_Task objective_
Below are records. Count every line containing the word "thay" and give the number alone.

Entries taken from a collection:

____

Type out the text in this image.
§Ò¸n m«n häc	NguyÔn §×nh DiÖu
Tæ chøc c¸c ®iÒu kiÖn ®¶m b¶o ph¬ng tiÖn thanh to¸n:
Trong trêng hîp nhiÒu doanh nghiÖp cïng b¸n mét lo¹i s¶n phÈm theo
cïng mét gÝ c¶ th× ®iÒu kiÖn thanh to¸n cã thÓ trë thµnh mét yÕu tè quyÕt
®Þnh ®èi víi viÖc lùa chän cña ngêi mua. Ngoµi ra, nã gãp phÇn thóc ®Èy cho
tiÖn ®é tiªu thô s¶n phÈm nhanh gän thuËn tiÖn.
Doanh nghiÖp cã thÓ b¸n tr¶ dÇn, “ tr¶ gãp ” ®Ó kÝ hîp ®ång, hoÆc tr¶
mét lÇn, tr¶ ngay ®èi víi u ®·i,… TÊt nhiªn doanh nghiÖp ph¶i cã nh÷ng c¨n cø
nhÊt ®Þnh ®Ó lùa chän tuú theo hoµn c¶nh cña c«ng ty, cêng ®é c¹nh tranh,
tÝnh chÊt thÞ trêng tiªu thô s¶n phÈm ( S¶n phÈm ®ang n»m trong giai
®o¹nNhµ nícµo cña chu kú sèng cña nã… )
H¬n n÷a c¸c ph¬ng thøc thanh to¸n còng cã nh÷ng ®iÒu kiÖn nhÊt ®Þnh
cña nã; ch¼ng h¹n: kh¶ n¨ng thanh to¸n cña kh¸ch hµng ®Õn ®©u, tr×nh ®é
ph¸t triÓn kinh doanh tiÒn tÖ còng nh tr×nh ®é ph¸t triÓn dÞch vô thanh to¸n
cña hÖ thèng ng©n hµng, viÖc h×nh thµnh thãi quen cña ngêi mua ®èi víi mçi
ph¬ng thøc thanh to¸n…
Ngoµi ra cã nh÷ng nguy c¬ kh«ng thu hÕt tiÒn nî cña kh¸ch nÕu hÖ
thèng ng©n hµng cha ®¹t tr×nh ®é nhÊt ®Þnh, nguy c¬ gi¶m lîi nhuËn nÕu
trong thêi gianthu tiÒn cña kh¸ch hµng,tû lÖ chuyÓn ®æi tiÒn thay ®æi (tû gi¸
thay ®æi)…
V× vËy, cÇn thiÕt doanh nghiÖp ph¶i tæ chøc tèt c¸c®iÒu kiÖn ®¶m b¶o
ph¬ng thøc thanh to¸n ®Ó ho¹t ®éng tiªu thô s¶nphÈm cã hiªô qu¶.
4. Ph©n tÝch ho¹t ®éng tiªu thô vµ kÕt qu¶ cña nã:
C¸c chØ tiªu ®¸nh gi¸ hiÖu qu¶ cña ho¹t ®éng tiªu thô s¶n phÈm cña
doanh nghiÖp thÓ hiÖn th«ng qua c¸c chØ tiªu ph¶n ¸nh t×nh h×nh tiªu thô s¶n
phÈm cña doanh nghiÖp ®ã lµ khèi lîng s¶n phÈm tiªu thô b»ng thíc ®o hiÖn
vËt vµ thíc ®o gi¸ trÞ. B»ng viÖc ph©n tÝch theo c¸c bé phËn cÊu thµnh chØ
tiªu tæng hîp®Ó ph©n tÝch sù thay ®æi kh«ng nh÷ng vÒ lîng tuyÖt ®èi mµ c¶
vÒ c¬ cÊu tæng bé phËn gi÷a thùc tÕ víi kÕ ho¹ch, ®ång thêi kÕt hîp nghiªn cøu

____

_Written response_
3